[Excerpt from a dataset]
+ + +
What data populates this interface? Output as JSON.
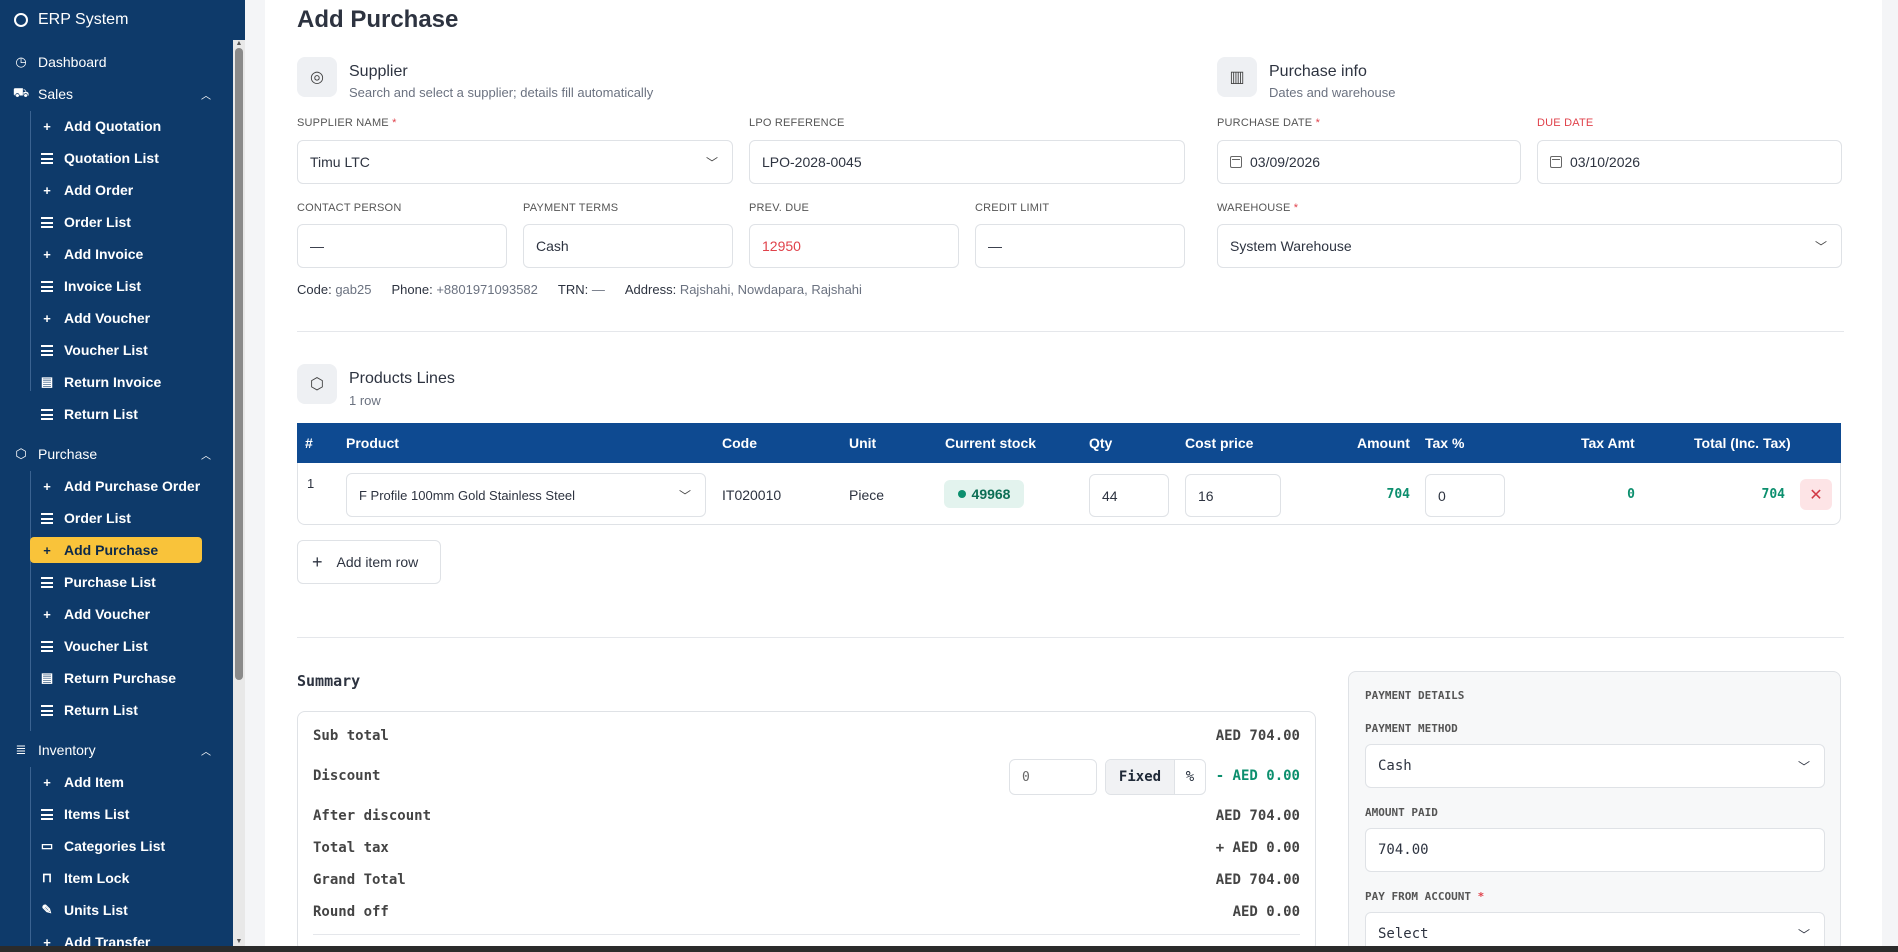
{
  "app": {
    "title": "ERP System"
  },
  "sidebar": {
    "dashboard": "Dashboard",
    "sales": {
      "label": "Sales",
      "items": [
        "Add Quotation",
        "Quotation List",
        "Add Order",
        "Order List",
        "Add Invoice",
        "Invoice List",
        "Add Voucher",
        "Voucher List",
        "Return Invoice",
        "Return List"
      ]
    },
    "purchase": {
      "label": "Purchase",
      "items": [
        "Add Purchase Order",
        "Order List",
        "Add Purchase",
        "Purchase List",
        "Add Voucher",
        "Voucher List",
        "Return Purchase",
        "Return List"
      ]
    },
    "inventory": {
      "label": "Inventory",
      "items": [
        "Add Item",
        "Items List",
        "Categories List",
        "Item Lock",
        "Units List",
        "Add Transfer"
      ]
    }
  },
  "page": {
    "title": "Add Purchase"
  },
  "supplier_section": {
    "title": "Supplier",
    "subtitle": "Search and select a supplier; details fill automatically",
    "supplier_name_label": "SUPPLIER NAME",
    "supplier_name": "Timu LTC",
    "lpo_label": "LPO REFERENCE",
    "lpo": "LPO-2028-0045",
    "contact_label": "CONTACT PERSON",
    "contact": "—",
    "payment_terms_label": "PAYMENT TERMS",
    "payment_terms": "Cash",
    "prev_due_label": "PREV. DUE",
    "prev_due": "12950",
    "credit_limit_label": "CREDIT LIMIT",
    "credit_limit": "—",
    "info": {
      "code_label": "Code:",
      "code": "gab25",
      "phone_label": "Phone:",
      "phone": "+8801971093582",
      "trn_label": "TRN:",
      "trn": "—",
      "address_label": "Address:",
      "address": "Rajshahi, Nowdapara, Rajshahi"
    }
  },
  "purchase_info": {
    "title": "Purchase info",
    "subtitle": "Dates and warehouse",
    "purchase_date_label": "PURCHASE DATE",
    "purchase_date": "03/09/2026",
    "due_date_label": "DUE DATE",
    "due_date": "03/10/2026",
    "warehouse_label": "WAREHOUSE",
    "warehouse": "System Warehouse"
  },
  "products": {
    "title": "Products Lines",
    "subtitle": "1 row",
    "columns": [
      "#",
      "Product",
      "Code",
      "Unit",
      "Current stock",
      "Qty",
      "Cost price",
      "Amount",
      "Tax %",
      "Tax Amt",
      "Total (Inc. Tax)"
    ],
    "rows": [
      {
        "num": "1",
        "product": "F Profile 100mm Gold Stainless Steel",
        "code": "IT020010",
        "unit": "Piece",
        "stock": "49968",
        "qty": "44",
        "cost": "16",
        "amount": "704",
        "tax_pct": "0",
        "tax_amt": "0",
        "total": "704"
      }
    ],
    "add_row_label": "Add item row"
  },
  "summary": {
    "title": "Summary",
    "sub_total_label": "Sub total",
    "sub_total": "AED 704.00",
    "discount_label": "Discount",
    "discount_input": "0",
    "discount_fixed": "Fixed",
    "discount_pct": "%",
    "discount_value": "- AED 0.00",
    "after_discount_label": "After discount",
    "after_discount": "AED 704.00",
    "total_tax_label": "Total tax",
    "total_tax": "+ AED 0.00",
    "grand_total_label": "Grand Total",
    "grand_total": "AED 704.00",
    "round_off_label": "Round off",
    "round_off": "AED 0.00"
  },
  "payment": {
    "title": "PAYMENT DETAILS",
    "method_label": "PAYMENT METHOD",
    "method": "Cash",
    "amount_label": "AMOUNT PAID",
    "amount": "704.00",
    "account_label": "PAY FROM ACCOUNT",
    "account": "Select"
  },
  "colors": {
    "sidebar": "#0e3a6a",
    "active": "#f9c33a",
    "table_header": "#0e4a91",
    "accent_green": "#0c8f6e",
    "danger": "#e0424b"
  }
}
+ + +
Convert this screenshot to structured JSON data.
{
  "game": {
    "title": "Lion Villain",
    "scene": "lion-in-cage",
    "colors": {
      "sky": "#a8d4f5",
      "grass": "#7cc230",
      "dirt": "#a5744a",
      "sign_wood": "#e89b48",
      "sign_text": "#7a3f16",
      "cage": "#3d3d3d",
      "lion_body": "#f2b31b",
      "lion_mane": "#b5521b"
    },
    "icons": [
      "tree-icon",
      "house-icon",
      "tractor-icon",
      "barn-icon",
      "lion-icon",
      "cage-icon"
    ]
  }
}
+ + +
_Written exercise_
In the records above, find each line with the word "Return" and copy it.

_Complete output_
        "Return Invoice",
        "Return List"
        "Return Purchase",
        "Return List"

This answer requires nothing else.